A run of records:
════

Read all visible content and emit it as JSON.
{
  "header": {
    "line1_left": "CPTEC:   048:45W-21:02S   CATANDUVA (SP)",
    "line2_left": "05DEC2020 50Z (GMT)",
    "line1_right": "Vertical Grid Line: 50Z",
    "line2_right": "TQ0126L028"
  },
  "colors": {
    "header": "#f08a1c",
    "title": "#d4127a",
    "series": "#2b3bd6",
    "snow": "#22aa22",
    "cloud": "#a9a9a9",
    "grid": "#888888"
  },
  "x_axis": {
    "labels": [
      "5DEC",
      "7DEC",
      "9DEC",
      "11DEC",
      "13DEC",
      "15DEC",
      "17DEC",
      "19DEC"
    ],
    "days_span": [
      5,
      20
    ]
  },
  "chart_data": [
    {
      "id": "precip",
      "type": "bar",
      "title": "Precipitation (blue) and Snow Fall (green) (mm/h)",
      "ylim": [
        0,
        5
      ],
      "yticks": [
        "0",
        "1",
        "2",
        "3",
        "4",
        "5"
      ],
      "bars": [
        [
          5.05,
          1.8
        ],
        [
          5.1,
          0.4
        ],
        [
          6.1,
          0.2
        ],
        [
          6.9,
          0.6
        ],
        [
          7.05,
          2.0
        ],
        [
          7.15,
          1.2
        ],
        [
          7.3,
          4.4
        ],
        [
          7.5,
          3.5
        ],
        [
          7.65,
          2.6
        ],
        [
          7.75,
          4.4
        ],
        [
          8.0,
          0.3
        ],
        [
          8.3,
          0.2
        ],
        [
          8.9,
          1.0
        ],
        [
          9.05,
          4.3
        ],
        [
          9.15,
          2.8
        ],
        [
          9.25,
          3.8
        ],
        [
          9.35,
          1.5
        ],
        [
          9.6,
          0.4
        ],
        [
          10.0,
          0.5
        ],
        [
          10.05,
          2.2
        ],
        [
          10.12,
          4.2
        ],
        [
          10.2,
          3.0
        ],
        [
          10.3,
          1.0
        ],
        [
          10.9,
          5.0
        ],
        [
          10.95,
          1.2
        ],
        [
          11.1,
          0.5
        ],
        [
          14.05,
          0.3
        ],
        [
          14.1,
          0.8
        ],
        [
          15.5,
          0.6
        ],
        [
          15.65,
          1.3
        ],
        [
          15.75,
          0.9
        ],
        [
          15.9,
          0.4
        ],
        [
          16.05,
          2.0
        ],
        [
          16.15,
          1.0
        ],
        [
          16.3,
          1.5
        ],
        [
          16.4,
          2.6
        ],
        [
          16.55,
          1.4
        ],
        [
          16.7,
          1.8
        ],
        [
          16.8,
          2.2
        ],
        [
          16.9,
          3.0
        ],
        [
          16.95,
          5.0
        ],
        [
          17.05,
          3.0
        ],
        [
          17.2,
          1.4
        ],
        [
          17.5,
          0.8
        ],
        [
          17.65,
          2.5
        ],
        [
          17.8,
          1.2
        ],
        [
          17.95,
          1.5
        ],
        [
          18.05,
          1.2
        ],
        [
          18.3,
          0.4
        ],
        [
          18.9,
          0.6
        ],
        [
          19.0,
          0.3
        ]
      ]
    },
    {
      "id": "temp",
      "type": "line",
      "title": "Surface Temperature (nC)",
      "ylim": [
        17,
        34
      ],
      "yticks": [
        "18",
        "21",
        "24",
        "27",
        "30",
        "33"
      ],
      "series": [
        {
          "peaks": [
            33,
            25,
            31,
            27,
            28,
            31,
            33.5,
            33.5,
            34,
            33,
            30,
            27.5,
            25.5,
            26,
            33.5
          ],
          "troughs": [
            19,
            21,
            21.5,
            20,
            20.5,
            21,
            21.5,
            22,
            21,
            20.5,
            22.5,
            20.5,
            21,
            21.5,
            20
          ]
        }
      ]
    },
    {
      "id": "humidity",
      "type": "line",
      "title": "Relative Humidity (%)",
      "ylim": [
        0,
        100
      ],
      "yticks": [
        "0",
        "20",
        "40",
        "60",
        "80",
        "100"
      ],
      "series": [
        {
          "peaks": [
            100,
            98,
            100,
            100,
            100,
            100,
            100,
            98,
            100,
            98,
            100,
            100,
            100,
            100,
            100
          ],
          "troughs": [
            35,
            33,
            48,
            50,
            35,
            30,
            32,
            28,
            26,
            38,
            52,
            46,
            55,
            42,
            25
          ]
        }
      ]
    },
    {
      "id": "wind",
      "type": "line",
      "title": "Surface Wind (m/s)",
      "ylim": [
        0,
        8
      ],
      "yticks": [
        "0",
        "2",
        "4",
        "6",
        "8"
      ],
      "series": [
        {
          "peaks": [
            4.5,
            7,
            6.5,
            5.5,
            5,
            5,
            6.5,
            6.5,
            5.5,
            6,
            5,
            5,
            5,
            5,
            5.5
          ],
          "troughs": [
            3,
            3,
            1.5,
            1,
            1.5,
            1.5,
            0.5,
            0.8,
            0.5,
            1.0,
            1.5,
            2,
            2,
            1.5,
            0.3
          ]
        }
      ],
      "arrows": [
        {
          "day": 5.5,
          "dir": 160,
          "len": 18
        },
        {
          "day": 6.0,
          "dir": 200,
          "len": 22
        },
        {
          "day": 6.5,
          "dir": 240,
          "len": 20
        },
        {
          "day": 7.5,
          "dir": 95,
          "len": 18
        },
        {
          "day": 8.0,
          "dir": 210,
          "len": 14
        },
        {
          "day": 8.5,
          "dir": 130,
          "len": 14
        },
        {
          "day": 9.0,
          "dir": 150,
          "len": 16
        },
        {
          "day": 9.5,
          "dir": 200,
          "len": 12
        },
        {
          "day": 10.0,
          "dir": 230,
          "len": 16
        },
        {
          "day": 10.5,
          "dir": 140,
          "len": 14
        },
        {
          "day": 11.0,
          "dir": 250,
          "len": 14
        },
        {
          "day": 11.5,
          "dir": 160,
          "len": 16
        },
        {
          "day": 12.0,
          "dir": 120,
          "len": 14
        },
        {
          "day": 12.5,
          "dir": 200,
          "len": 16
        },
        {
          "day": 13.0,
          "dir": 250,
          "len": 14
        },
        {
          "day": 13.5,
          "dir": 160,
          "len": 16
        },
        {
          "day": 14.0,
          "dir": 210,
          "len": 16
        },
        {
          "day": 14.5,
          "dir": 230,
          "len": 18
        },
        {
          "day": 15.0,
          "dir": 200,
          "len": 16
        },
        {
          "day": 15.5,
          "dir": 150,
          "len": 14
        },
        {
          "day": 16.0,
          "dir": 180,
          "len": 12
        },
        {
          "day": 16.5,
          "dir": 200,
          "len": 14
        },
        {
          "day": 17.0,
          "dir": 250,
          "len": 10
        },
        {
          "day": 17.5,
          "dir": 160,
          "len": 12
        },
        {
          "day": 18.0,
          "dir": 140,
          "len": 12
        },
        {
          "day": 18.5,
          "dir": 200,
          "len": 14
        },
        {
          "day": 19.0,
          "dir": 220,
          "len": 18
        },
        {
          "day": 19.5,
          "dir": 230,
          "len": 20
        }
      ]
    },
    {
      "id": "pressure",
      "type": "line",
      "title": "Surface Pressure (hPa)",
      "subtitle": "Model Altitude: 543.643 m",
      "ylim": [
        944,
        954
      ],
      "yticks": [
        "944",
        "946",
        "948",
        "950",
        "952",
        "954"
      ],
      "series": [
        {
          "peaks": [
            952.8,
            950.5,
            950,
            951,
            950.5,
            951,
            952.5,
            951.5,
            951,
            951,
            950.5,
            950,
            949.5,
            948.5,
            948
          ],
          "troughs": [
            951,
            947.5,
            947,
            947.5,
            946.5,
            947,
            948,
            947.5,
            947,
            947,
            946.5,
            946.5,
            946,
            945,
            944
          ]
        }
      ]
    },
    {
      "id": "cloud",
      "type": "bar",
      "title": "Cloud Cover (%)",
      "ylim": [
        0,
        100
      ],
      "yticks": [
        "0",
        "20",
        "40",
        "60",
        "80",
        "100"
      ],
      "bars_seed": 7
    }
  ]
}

════

_Short task_:
In the records above, how many lines include "Surface"? Give that number and nothing more.

_The completed task_:
3